▶

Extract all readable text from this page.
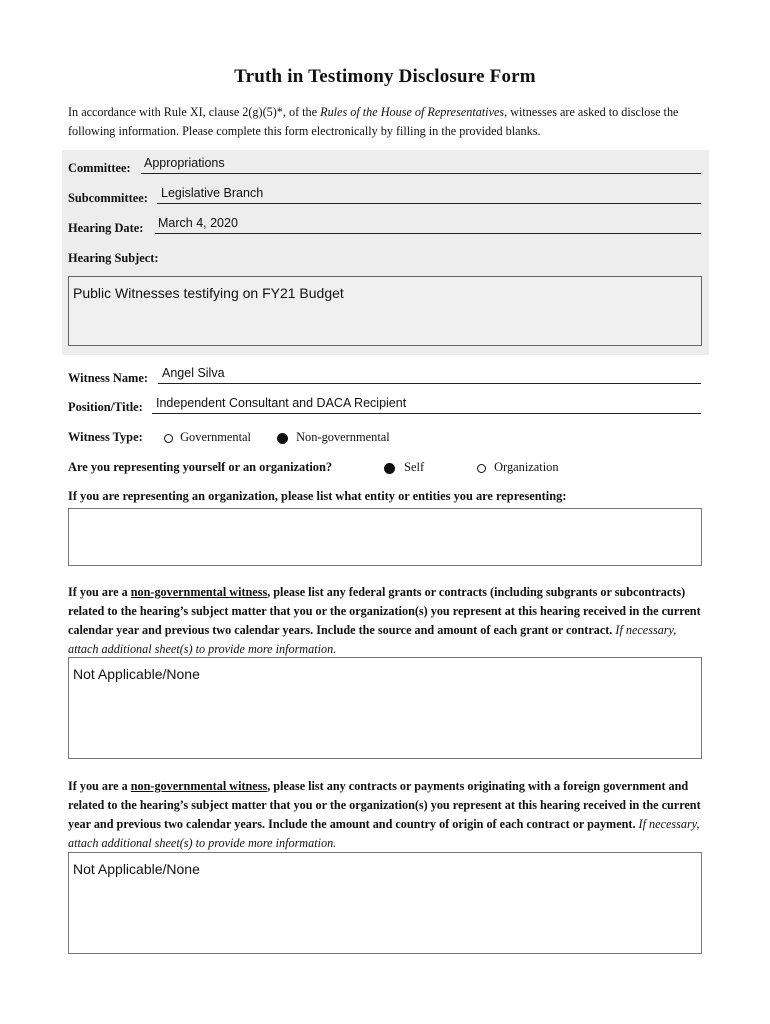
Truth in Testimony Disclosure Form
In accordance with Rule XI, clause 2(g)(5)*, of the Rules of the House of Representatives, witnesses are asked to disclose the following information. Please complete this form electronically by filling in the provided blanks.
Committee: Appropriations
Subcommittee: Legislative Branch
Hearing Date: March 4, 2020
Hearing Subject:
Public Witnesses testifying on FY21 Budget
Witness Name: Angel Silva
Position/Title: Independent Consultant and DACA Recipient
Witness Type:	Governmental	Non-governmental
Are you representing yourself or an organization?	Self	Organization
If you are representing an organization, please list what entity or entities you are representing:
If you are a non-governmental witness, please list any federal grants or contracts (including subgrants or subcontracts) related to the hearing’s subject matter that you or the organization(s) you represent at this hearing received in the current calendar year and previous two calendar years. Include the source and amount of each grant or contract. If necessary, attach additional sheet(s) to provide more information.
Not Applicable/None
If you are a non-governmental witness, please list any contracts or payments originating with a foreign government and related to the hearing’s subject matter that you or the organization(s) you represent at this hearing received in the current year and previous two calendar years. Include the amount and country of origin of each contract or payment. If necessary, attach additional sheet(s) to provide more information.
Not Applicable/None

◀

- SET TASK -
Show the lines from the data above that contain the string "representing".

- THE COMPLETED TASK -
Are you representing yourself or an organization?	Self	Organization
If you are representing an organization, please list what entity or entities you are representing:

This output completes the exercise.